_THE PROBLEM_
Omit the images and return the remaining entries unchanged.

_MATERIAL FOR THIS TASK_

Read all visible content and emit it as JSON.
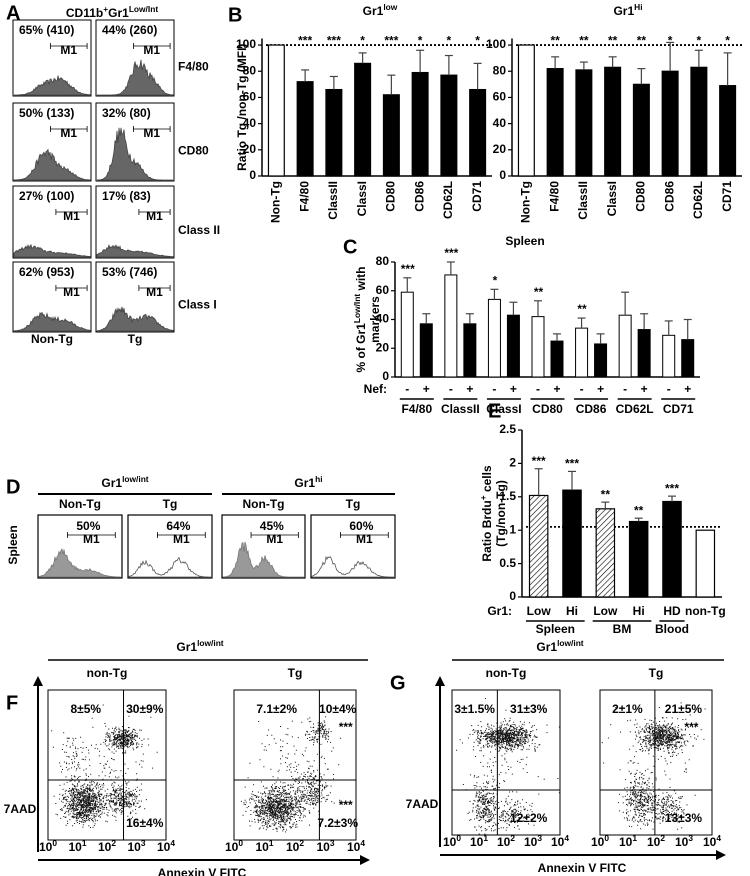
{
  "panels": {
    "A": {
      "label": "A",
      "title": [
        {
          "text": "CD11b"
        },
        {
          "sup": "+"
        },
        {
          "text": "Gr1"
        },
        {
          "sup": "Low/Int"
        }
      ],
      "gate": "M1",
      "rows": [
        {
          "marker": "F4/80",
          "non_tg": "65% (410)",
          "tg": "44% (260)"
        },
        {
          "marker": "CD80",
          "non_tg": "50% (133)",
          "tg": "32% (80)"
        },
        {
          "marker": "Class II",
          "non_tg": "27% (100)",
          "tg": "17% (83)"
        },
        {
          "marker": "Class I",
          "non_tg": "62% (953)",
          "tg": "53% (746)"
        }
      ],
      "columns": [
        "Non-Tg",
        "Tg"
      ]
    },
    "D": {
      "label": "D",
      "side_label": "Spleen",
      "gate": "M1",
      "groups": [
        {
          "title": [
            {
              "text": "Gr1"
            },
            {
              "sup": "low/int"
            }
          ],
          "columns": [
            "Non-Tg",
            "Tg"
          ],
          "percents": [
            "50%",
            "64%"
          ]
        },
        {
          "title": [
            {
              "text": "Gr1"
            },
            {
              "sup": "hi"
            }
          ],
          "columns": [
            "Non-Tg",
            "Tg"
          ],
          "percents": [
            "45%",
            "60%"
          ]
        }
      ]
    },
    "F": {
      "label": "F",
      "title": [
        {
          "text": "Gr1"
        },
        {
          "sup": "low/int"
        }
      ],
      "columns": [
        "non-Tg",
        "Tg"
      ],
      "quadrants": [
        {
          "upper_left": "8±5%",
          "upper_right": "30±9%",
          "lower_right": "16±4%"
        },
        {
          "upper_left": "7.1±2%",
          "upper_right": "10±4%",
          "upper_right_sig": "***",
          "lower_right_sig": "***",
          "lower_right": "7.2±3%"
        }
      ],
      "y_label": "7AAD",
      "x_label": "Annexin V FITC",
      "x_ticks": [
        [
          {
            "text": "10"
          },
          {
            "sup": "0"
          }
        ],
        [
          {
            "text": "10"
          },
          {
            "sup": "1"
          }
        ],
        [
          {
            "text": "10"
          },
          {
            "sup": "2"
          }
        ],
        [
          {
            "text": "10"
          },
          {
            "sup": "3"
          }
        ],
        [
          {
            "text": "10"
          },
          {
            "sup": "4"
          }
        ]
      ]
    },
    "G": {
      "label": "G",
      "title": [
        {
          "text": "Gr1"
        },
        {
          "sup": "low/int"
        }
      ],
      "columns": [
        "non-Tg",
        "Tg"
      ],
      "quadrants": [
        {
          "upper_left": "3±1.5%",
          "upper_right": "31±3%",
          "lower_right": "12±2%"
        },
        {
          "upper_left": "2±1%",
          "upper_right": "21±5%",
          "upper_right_sig": "***",
          "lower_right": "13±3%"
        }
      ],
      "y_label": "7AAD",
      "x_label": "Annexin V FITC",
      "x_ticks": [
        [
          {
            "text": "10"
          },
          {
            "sup": "0"
          }
        ],
        [
          {
            "text": "10"
          },
          {
            "sup": "1"
          }
        ],
        [
          {
            "text": "10"
          },
          {
            "sup": "2"
          }
        ],
        [
          {
            "text": "10"
          },
          {
            "sup": "3"
          }
        ],
        [
          {
            "text": "10"
          },
          {
            "sup": "4"
          }
        ]
      ]
    }
  },
  "chart_data": [
    {
      "type": "bar",
      "panel_label": "B",
      "title": [
        {
          "text": "Gr1"
        },
        {
          "sup": "low"
        }
      ],
      "y_label": [
        {
          "text": "Ratio Tg /non-Tg (MFI)"
        }
      ],
      "categories": [
        "Non-Tg",
        "F4/80",
        "ClassII",
        "ClassI",
        "CD80",
        "CD86",
        "CD62L",
        "CD71"
      ],
      "values": [
        100,
        72,
        66,
        86,
        62,
        79,
        77,
        66
      ],
      "errors": [
        null,
        9,
        10,
        8,
        15,
        17,
        15,
        20
      ],
      "significance": [
        null,
        "***",
        "***",
        "*",
        "***",
        "*",
        "*",
        "*"
      ],
      "bar_fills": [
        "#ffffff",
        "#000000",
        "#000000",
        "#000000",
        "#000000",
        "#000000",
        "#000000",
        "#000000"
      ],
      "reference_line": 100,
      "ylim": [
        0,
        105
      ],
      "yticks": [
        0,
        20,
        40,
        60,
        80,
        100
      ]
    },
    {
      "type": "bar",
      "title": [
        {
          "text": "Gr1"
        },
        {
          "sup": "Hi"
        }
      ],
      "categories": [
        "Non-Tg",
        "F4/80",
        "ClassII",
        "ClassI",
        "CD80",
        "CD86",
        "CD62L",
        "CD71"
      ],
      "values": [
        100,
        82,
        81,
        83,
        70,
        80,
        83,
        69
      ],
      "errors": [
        null,
        9,
        6,
        8,
        12,
        22,
        13,
        25
      ],
      "significance": [
        null,
        "**",
        "**",
        "**",
        "**",
        "*",
        "*",
        "*"
      ],
      "bar_fills": [
        "#ffffff",
        "#000000",
        "#000000",
        "#000000",
        "#000000",
        "#000000",
        "#000000",
        "#000000"
      ],
      "reference_line": 100,
      "ylim": [
        0,
        105
      ],
      "yticks": [
        0,
        20,
        40,
        60,
        80,
        100
      ]
    },
    {
      "type": "grouped_bar",
      "panel_label": "C",
      "title": [
        {
          "text": "Spleen"
        }
      ],
      "y_label": [
        {
          "text": "% of Gr1"
        },
        {
          "sup": "Low/Int"
        },
        {
          "text": " with"
        }
      ],
      "y_label_line2": "markers",
      "categories": [
        "F4/80",
        "ClassII",
        "ClassI",
        "CD80",
        "CD86",
        "CD62L",
        "CD71"
      ],
      "group_label": "Nef:",
      "series": [
        {
          "name": "-",
          "color": "#ffffff",
          "values": [
            59,
            71,
            54,
            42,
            34,
            43,
            29
          ],
          "errors": [
            10,
            9,
            7,
            11,
            7,
            16,
            10
          ]
        },
        {
          "name": "+",
          "color": "#000000",
          "values": [
            37,
            37,
            43,
            25,
            23,
            33,
            26
          ],
          "errors": [
            7,
            7,
            9,
            5,
            7,
            11,
            14
          ]
        }
      ],
      "significance": [
        "***",
        "***",
        "*",
        "**",
        "**",
        null,
        null
      ],
      "ylim": [
        0,
        80
      ],
      "yticks": [
        0,
        20,
        40,
        60,
        80
      ]
    },
    {
      "type": "bar",
      "panel_label": "E",
      "y_label": [
        {
          "text": "Ratio Brdu"
        },
        {
          "sup": "+"
        },
        {
          "text": " cells"
        }
      ],
      "y_label_line2": "(Tg/non-Tg)",
      "categories": [
        "Low",
        "Hi",
        "Low",
        "Hi",
        "HD",
        "non-Tg"
      ],
      "category_prefix": "Gr1:",
      "group_labels": [
        "Spleen",
        "BM",
        "Blood"
      ],
      "values": [
        1.52,
        1.6,
        1.32,
        1.13,
        1.43,
        1.0
      ],
      "errors": [
        0.4,
        0.28,
        0.1,
        0.05,
        0.08,
        null
      ],
      "significance": [
        "***",
        "***",
        "**",
        "**",
        "***",
        null
      ],
      "bar_fills": [
        "hatched",
        "#000000",
        "hatched",
        "#000000",
        "#000000",
        "#ffffff"
      ],
      "reference_line": 1.05,
      "ylim": [
        0,
        2.5
      ],
      "yticks": [
        0,
        0.5,
        1,
        1.5,
        2,
        2.5
      ]
    }
  ]
}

_ANSWER TO THE PROBLEM_
Read all visible content and emit it as JSON.
{
  "panels": {
    "A": {
      "label": "A",
      "title": [
        {
          "text": "CD11b"
        },
        {
          "sup": "+"
        },
        {
          "text": "Gr1"
        },
        {
          "sup": "Low/Int"
        }
      ],
      "gate": "M1",
      "rows": [
        {
          "marker": "F4/80",
          "non_tg": "65% (410)",
          "tg": "44% (260)"
        },
        {
          "marker": "CD80",
          "non_tg": "50% (133)",
          "tg": "32% (80)"
        },
        {
          "marker": "Class II",
          "non_tg": "27% (100)",
          "tg": "17% (83)"
        },
        {
          "marker": "Class I",
          "non_tg": "62% (953)",
          "tg": "53% (746)"
        }
      ],
      "columns": [
        "Non-Tg",
        "Tg"
      ]
    },
    "D": {
      "label": "D",
      "side_label": "Spleen",
      "gate": "M1",
      "groups": [
        {
          "title": [
            {
              "text": "Gr1"
            },
            {
              "sup": "low/int"
            }
          ],
          "columns": [
            "Non-Tg",
            "Tg"
          ],
          "percents": [
            "50%",
            "64%"
          ]
        },
        {
          "title": [
            {
              "text": "Gr1"
            },
            {
              "sup": "hi"
            }
          ],
          "columns": [
            "Non-Tg",
            "Tg"
          ],
          "percents": [
            "45%",
            "60%"
          ]
        }
      ]
    },
    "F": {
      "label": "F",
      "title": [
        {
          "text": "Gr1"
        },
        {
          "sup": "low/int"
        }
      ],
      "columns": [
        "non-Tg",
        "Tg"
      ],
      "quadrants": [
        {
          "upper_left": "8±5%",
          "upper_right": "30±9%",
          "lower_right": "16±4%"
        },
        {
          "upper_left": "7.1±2%",
          "upper_right": "10±4%",
          "upper_right_sig": "***",
          "lower_right_sig": "***",
          "lower_right": "7.2±3%"
        }
      ],
      "y_label": "7AAD",
      "x_label": "Annexin V FITC",
      "x_ticks": [
        [
          {
            "text": "10"
          },
          {
            "sup": "0"
          }
        ],
        [
          {
            "text": "10"
          },
          {
            "sup": "1"
          }
        ],
        [
          {
            "text": "10"
          },
          {
            "sup": "2"
          }
        ],
        [
          {
            "text": "10"
          },
          {
            "sup": "3"
          }
        ],
        [
          {
            "text": "10"
          },
          {
            "sup": "4"
          }
        ]
      ]
    },
    "G": {
      "label": "G",
      "title": [
        {
          "text": "Gr1"
        },
        {
          "sup": "low/int"
        }
      ],
      "columns": [
        "non-Tg",
        "Tg"
      ],
      "quadrants": [
        {
          "upper_left": "3±1.5%",
          "upper_right": "31±3%",
          "lower_right": "12±2%"
        },
        {
          "upper_left": "2±1%",
          "upper_right": "21±5%",
          "upper_right_sig": "***",
          "lower_right": "13±3%"
        }
      ],
      "y_label": "7AAD",
      "x_label": "Annexin V FITC",
      "x_ticks": [
        [
          {
            "text": "10"
          },
          {
            "sup": "0"
          }
        ],
        [
          {
            "text": "10"
          },
          {
            "sup": "1"
          }
        ],
        [
          {
            "text": "10"
          },
          {
            "sup": "2"
          }
        ],
        [
          {
            "text": "10"
          },
          {
            "sup": "3"
          }
        ],
        [
          {
            "text": "10"
          },
          {
            "sup": "4"
          }
        ]
      ]
    }
  },
  "chart_data": [
    {
      "type": "bar",
      "panel_label": "B",
      "title": [
        {
          "text": "Gr1"
        },
        {
          "sup": "low"
        }
      ],
      "y_label": [
        {
          "text": "Ratio Tg /non-Tg (MFI)"
        }
      ],
      "categories": [
        "Non-Tg",
        "F4/80",
        "ClassII",
        "ClassI",
        "CD80",
        "CD86",
        "CD62L",
        "CD71"
      ],
      "values": [
        100,
        72,
        66,
        86,
        62,
        79,
        77,
        66
      ],
      "errors": [
        null,
        9,
        10,
        8,
        15,
        17,
        15,
        20
      ],
      "significance": [
        null,
        "***",
        "***",
        "*",
        "***",
        "*",
        "*",
        "*"
      ],
      "bar_fills": [
        "#ffffff",
        "#000000",
        "#000000",
        "#000000",
        "#000000",
        "#000000",
        "#000000",
        "#000000"
      ],
      "reference_line": 100,
      "ylim": [
        0,
        105
      ],
      "yticks": [
        0,
        20,
        40,
        60,
        80,
        100
      ]
    },
    {
      "type": "bar",
      "title": [
        {
          "text": "Gr1"
        },
        {
          "sup": "Hi"
        }
      ],
      "categories": [
        "Non-Tg",
        "F4/80",
        "ClassII",
        "ClassI",
        "CD80",
        "CD86",
        "CD62L",
        "CD71"
      ],
      "values": [
        100,
        82,
        81,
        83,
        70,
        80,
        83,
        69
      ],
      "errors": [
        null,
        9,
        6,
        8,
        12,
        22,
        13,
        25
      ],
      "significance": [
        null,
        "**",
        "**",
        "**",
        "**",
        "*",
        "*",
        "*"
      ],
      "bar_fills": [
        "#ffffff",
        "#000000",
        "#000000",
        "#000000",
        "#000000",
        "#000000",
        "#000000",
        "#000000"
      ],
      "reference_line": 100,
      "ylim": [
        0,
        105
      ],
      "yticks": [
        0,
        20,
        40,
        60,
        80,
        100
      ]
    },
    {
      "type": "grouped_bar",
      "panel_label": "C",
      "title": [
        {
          "text": "Spleen"
        }
      ],
      "y_label": [
        {
          "text": "% of Gr1"
        },
        {
          "sup": "Low/Int"
        },
        {
          "text": " with"
        }
      ],
      "y_label_line2": "markers",
      "categories": [
        "F4/80",
        "ClassII",
        "ClassI",
        "CD80",
        "CD86",
        "CD62L",
        "CD71"
      ],
      "group_label": "Nef:",
      "series": [
        {
          "name": "-",
          "color": "#ffffff",
          "values": [
            59,
            71,
            54,
            42,
            34,
            43,
            29
          ],
          "errors": [
            10,
            9,
            7,
            11,
            7,
            16,
            10
          ]
        },
        {
          "name": "+",
          "color": "#000000",
          "values": [
            37,
            37,
            43,
            25,
            23,
            33,
            26
          ],
          "errors": [
            7,
            7,
            9,
            5,
            7,
            11,
            14
          ]
        }
      ],
      "significance": [
        "***",
        "***",
        "*",
        "**",
        "**",
        null,
        null
      ],
      "ylim": [
        0,
        80
      ],
      "yticks": [
        0,
        20,
        40,
        60,
        80
      ]
    },
    {
      "type": "bar",
      "panel_label": "E",
      "y_label": [
        {
          "text": "Ratio Brdu"
        },
        {
          "sup": "+"
        },
        {
          "text": " cells"
        }
      ],
      "y_label_line2": "(Tg/non-Tg)",
      "categories": [
        "Low",
        "Hi",
        "Low",
        "Hi",
        "HD",
        "non-Tg"
      ],
      "category_prefix": "Gr1:",
      "group_labels": [
        "Spleen",
        "BM",
        "Blood"
      ],
      "values": [
        1.52,
        1.6,
        1.32,
        1.13,
        1.43,
        1.0
      ],
      "errors": [
        0.4,
        0.28,
        0.1,
        0.05,
        0.08,
        null
      ],
      "significance": [
        "***",
        "***",
        "**",
        "**",
        "***",
        null
      ],
      "bar_fills": [
        "hatched",
        "#000000",
        "hatched",
        "#000000",
        "#000000",
        "#ffffff"
      ],
      "reference_line": 1.05,
      "ylim": [
        0,
        2.5
      ],
      "yticks": [
        0,
        0.5,
        1,
        1.5,
        2,
        2.5
      ]
    }
  ]
}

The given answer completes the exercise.